[Figure record listings]
>> begin
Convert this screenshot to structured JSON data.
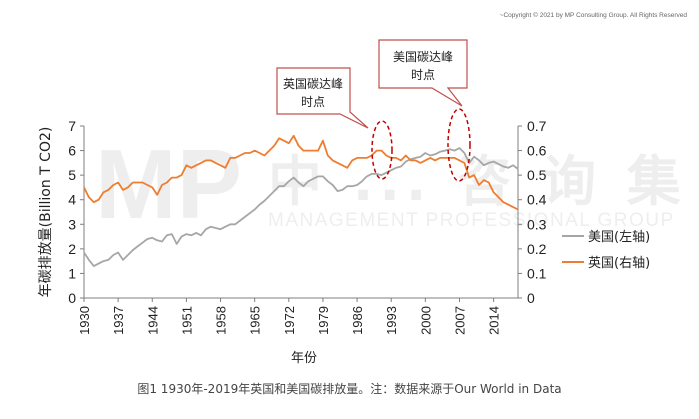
{
  "copyright": "~Copyright © 2021 by MP Consulting Group. All Rights Reserved",
  "watermark": {
    "logo": "MP",
    "cn": "中 ... 咨 询 集 团",
    "en": "MANAGEMENT PROFESSIONAL GROUP"
  },
  "caption": "图1  1930年-2019年英国和美国碳排放量。注：数据来源于Our World in Data",
  "callouts": [
    {
      "line1": "英国碳达峰",
      "line2": "时点"
    },
    {
      "line1": "美国碳达峰",
      "line2": "时点"
    }
  ],
  "colors": {
    "us": "#a6a6a6",
    "uk": "#ed7d31",
    "callout_border": "#c0504d",
    "ellipse": "#c00000"
  },
  "chart_data": {
    "type": "line",
    "xlabel": "年份",
    "ylabel": "年碳排放量(Billion T CO2)",
    "x_ticks": [
      "1930",
      "1937",
      "1944",
      "1951",
      "1958",
      "1965",
      "1972",
      "1979",
      "1986",
      "1993",
      "2000",
      "2007",
      "2014"
    ],
    "x_range": [
      1930,
      2019
    ],
    "y_left_range": [
      0,
      7
    ],
    "y_left_ticks": [
      "0",
      "1",
      "2",
      "3",
      "4",
      "5",
      "6",
      "7"
    ],
    "y_right_range": [
      0,
      0.7
    ],
    "y_right_ticks": [
      "0",
      "0.1",
      "0.2",
      "0.3",
      "0.4",
      "0.5",
      "0.6",
      "0.7"
    ],
    "legend_position": "right",
    "series": [
      {
        "name": "美国(左轴)",
        "axis": "left",
        "x": [
          1930,
          1931,
          1932,
          1933,
          1934,
          1935,
          1936,
          1937,
          1938,
          1939,
          1940,
          1941,
          1942,
          1943,
          1944,
          1945,
          1946,
          1947,
          1948,
          1949,
          1950,
          1951,
          1952,
          1953,
          1954,
          1955,
          1956,
          1957,
          1958,
          1959,
          1960,
          1961,
          1962,
          1963,
          1964,
          1965,
          1966,
          1967,
          1968,
          1969,
          1970,
          1971,
          1972,
          1973,
          1974,
          1975,
          1976,
          1977,
          1978,
          1979,
          1980,
          1981,
          1982,
          1983,
          1984,
          1985,
          1986,
          1987,
          1988,
          1989,
          1990,
          1991,
          1992,
          1993,
          1994,
          1995,
          1996,
          1997,
          1998,
          1999,
          2000,
          2001,
          2002,
          2003,
          2004,
          2005,
          2006,
          2007,
          2008,
          2009,
          2010,
          2011,
          2012,
          2013,
          2014,
          2015,
          2016,
          2017,
          2018,
          2019
        ],
        "values": [
          1.85,
          1.55,
          1.3,
          1.4,
          1.5,
          1.55,
          1.75,
          1.85,
          1.55,
          1.75,
          1.95,
          2.1,
          2.25,
          2.4,
          2.45,
          2.35,
          2.3,
          2.55,
          2.6,
          2.2,
          2.5,
          2.6,
          2.55,
          2.65,
          2.55,
          2.8,
          2.9,
          2.85,
          2.8,
          2.9,
          3.0,
          3.0,
          3.15,
          3.3,
          3.45,
          3.6,
          3.8,
          3.95,
          4.15,
          4.35,
          4.55,
          4.55,
          4.75,
          4.9,
          4.7,
          4.55,
          4.75,
          4.85,
          4.95,
          4.95,
          4.75,
          4.6,
          4.35,
          4.4,
          4.55,
          4.55,
          4.6,
          4.75,
          4.95,
          5.05,
          5.05,
          5.0,
          5.1,
          5.2,
          5.3,
          5.35,
          5.55,
          5.65,
          5.7,
          5.75,
          5.9,
          5.8,
          5.85,
          5.95,
          6.0,
          6.05,
          6.0,
          6.1,
          5.9,
          5.5,
          5.75,
          5.6,
          5.4,
          5.5,
          5.55,
          5.45,
          5.35,
          5.3,
          5.4,
          5.25
        ]
      },
      {
        "name": "英国(右轴)",
        "axis": "right",
        "x": [
          1930,
          1931,
          1932,
          1933,
          1934,
          1935,
          1936,
          1937,
          1938,
          1939,
          1940,
          1941,
          1942,
          1943,
          1944,
          1945,
          1946,
          1947,
          1948,
          1949,
          1950,
          1951,
          1952,
          1953,
          1954,
          1955,
          1956,
          1957,
          1958,
          1959,
          1960,
          1961,
          1962,
          1963,
          1964,
          1965,
          1966,
          1967,
          1968,
          1969,
          1970,
          1971,
          1972,
          1973,
          1974,
          1975,
          1976,
          1977,
          1978,
          1979,
          1980,
          1981,
          1982,
          1983,
          1984,
          1985,
          1986,
          1987,
          1988,
          1989,
          1990,
          1991,
          1992,
          1993,
          1994,
          1995,
          1996,
          1997,
          1998,
          1999,
          2000,
          2001,
          2002,
          2003,
          2004,
          2005,
          2006,
          2007,
          2008,
          2009,
          2010,
          2011,
          2012,
          2013,
          2014,
          2015,
          2016,
          2017,
          2018,
          2019
        ],
        "values": [
          0.45,
          0.41,
          0.39,
          0.4,
          0.43,
          0.44,
          0.46,
          0.47,
          0.44,
          0.45,
          0.47,
          0.47,
          0.47,
          0.46,
          0.45,
          0.42,
          0.46,
          0.47,
          0.49,
          0.49,
          0.5,
          0.54,
          0.53,
          0.54,
          0.55,
          0.56,
          0.56,
          0.55,
          0.54,
          0.53,
          0.57,
          0.57,
          0.58,
          0.59,
          0.59,
          0.6,
          0.59,
          0.58,
          0.6,
          0.62,
          0.65,
          0.64,
          0.63,
          0.66,
          0.62,
          0.6,
          0.6,
          0.6,
          0.6,
          0.64,
          0.58,
          0.56,
          0.55,
          0.54,
          0.53,
          0.56,
          0.57,
          0.57,
          0.57,
          0.58,
          0.6,
          0.6,
          0.58,
          0.57,
          0.57,
          0.56,
          0.58,
          0.56,
          0.56,
          0.55,
          0.56,
          0.57,
          0.56,
          0.57,
          0.57,
          0.57,
          0.57,
          0.56,
          0.55,
          0.49,
          0.5,
          0.46,
          0.48,
          0.47,
          0.43,
          0.41,
          0.39,
          0.38,
          0.37,
          0.36
        ]
      }
    ]
  }
}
>> end
◆ OBJECTIVE: Without including any pictures, print each record exactly.

◆ SOLUTION TO THIS TASK:
Convert this screenshot to structured JSON data.
{
  "copyright": "~Copyright © 2021 by MP Consulting Group. All Rights Reserved",
  "watermark": {
    "logo": "MP",
    "cn": "中 ... 咨 询 集 团",
    "en": "MANAGEMENT PROFESSIONAL GROUP"
  },
  "caption": "图1  1930年-2019年英国和美国碳排放量。注：数据来源于Our World in Data",
  "callouts": [
    {
      "line1": "英国碳达峰",
      "line2": "时点"
    },
    {
      "line1": "美国碳达峰",
      "line2": "时点"
    }
  ],
  "colors": {
    "us": "#a6a6a6",
    "uk": "#ed7d31",
    "callout_border": "#c0504d",
    "ellipse": "#c00000"
  },
  "chart_data": {
    "type": "line",
    "xlabel": "年份",
    "ylabel": "年碳排放量(Billion T CO2)",
    "x_ticks": [
      "1930",
      "1937",
      "1944",
      "1951",
      "1958",
      "1965",
      "1972",
      "1979",
      "1986",
      "1993",
      "2000",
      "2007",
      "2014"
    ],
    "x_range": [
      1930,
      2019
    ],
    "y_left_range": [
      0,
      7
    ],
    "y_left_ticks": [
      "0",
      "1",
      "2",
      "3",
      "4",
      "5",
      "6",
      "7"
    ],
    "y_right_range": [
      0,
      0.7
    ],
    "y_right_ticks": [
      "0",
      "0.1",
      "0.2",
      "0.3",
      "0.4",
      "0.5",
      "0.6",
      "0.7"
    ],
    "legend_position": "right",
    "series": [
      {
        "name": "美国(左轴)",
        "axis": "left",
        "x": [
          1930,
          1931,
          1932,
          1933,
          1934,
          1935,
          1936,
          1937,
          1938,
          1939,
          1940,
          1941,
          1942,
          1943,
          1944,
          1945,
          1946,
          1947,
          1948,
          1949,
          1950,
          1951,
          1952,
          1953,
          1954,
          1955,
          1956,
          1957,
          1958,
          1959,
          1960,
          1961,
          1962,
          1963,
          1964,
          1965,
          1966,
          1967,
          1968,
          1969,
          1970,
          1971,
          1972,
          1973,
          1974,
          1975,
          1976,
          1977,
          1978,
          1979,
          1980,
          1981,
          1982,
          1983,
          1984,
          1985,
          1986,
          1987,
          1988,
          1989,
          1990,
          1991,
          1992,
          1993,
          1994,
          1995,
          1996,
          1997,
          1998,
          1999,
          2000,
          2001,
          2002,
          2003,
          2004,
          2005,
          2006,
          2007,
          2008,
          2009,
          2010,
          2011,
          2012,
          2013,
          2014,
          2015,
          2016,
          2017,
          2018,
          2019
        ],
        "values": [
          1.85,
          1.55,
          1.3,
          1.4,
          1.5,
          1.55,
          1.75,
          1.85,
          1.55,
          1.75,
          1.95,
          2.1,
          2.25,
          2.4,
          2.45,
          2.35,
          2.3,
          2.55,
          2.6,
          2.2,
          2.5,
          2.6,
          2.55,
          2.65,
          2.55,
          2.8,
          2.9,
          2.85,
          2.8,
          2.9,
          3.0,
          3.0,
          3.15,
          3.3,
          3.45,
          3.6,
          3.8,
          3.95,
          4.15,
          4.35,
          4.55,
          4.55,
          4.75,
          4.9,
          4.7,
          4.55,
          4.75,
          4.85,
          4.95,
          4.95,
          4.75,
          4.6,
          4.35,
          4.4,
          4.55,
          4.55,
          4.6,
          4.75,
          4.95,
          5.05,
          5.05,
          5.0,
          5.1,
          5.2,
          5.3,
          5.35,
          5.55,
          5.65,
          5.7,
          5.75,
          5.9,
          5.8,
          5.85,
          5.95,
          6.0,
          6.05,
          6.0,
          6.1,
          5.9,
          5.5,
          5.75,
          5.6,
          5.4,
          5.5,
          5.55,
          5.45,
          5.35,
          5.3,
          5.4,
          5.25
        ]
      },
      {
        "name": "英国(右轴)",
        "axis": "right",
        "x": [
          1930,
          1931,
          1932,
          1933,
          1934,
          1935,
          1936,
          1937,
          1938,
          1939,
          1940,
          1941,
          1942,
          1943,
          1944,
          1945,
          1946,
          1947,
          1948,
          1949,
          1950,
          1951,
          1952,
          1953,
          1954,
          1955,
          1956,
          1957,
          1958,
          1959,
          1960,
          1961,
          1962,
          1963,
          1964,
          1965,
          1966,
          1967,
          1968,
          1969,
          1970,
          1971,
          1972,
          1973,
          1974,
          1975,
          1976,
          1977,
          1978,
          1979,
          1980,
          1981,
          1982,
          1983,
          1984,
          1985,
          1986,
          1987,
          1988,
          1989,
          1990,
          1991,
          1992,
          1993,
          1994,
          1995,
          1996,
          1997,
          1998,
          1999,
          2000,
          2001,
          2002,
          2003,
          2004,
          2005,
          2006,
          2007,
          2008,
          2009,
          2010,
          2011,
          2012,
          2013,
          2014,
          2015,
          2016,
          2017,
          2018,
          2019
        ],
        "values": [
          0.45,
          0.41,
          0.39,
          0.4,
          0.43,
          0.44,
          0.46,
          0.47,
          0.44,
          0.45,
          0.47,
          0.47,
          0.47,
          0.46,
          0.45,
          0.42,
          0.46,
          0.47,
          0.49,
          0.49,
          0.5,
          0.54,
          0.53,
          0.54,
          0.55,
          0.56,
          0.56,
          0.55,
          0.54,
          0.53,
          0.57,
          0.57,
          0.58,
          0.59,
          0.59,
          0.6,
          0.59,
          0.58,
          0.6,
          0.62,
          0.65,
          0.64,
          0.63,
          0.66,
          0.62,
          0.6,
          0.6,
          0.6,
          0.6,
          0.64,
          0.58,
          0.56,
          0.55,
          0.54,
          0.53,
          0.56,
          0.57,
          0.57,
          0.57,
          0.58,
          0.6,
          0.6,
          0.58,
          0.57,
          0.57,
          0.56,
          0.58,
          0.56,
          0.56,
          0.55,
          0.56,
          0.57,
          0.56,
          0.57,
          0.57,
          0.57,
          0.57,
          0.56,
          0.55,
          0.49,
          0.5,
          0.46,
          0.48,
          0.47,
          0.43,
          0.41,
          0.39,
          0.38,
          0.37,
          0.36
        ]
      }
    ]
  }
}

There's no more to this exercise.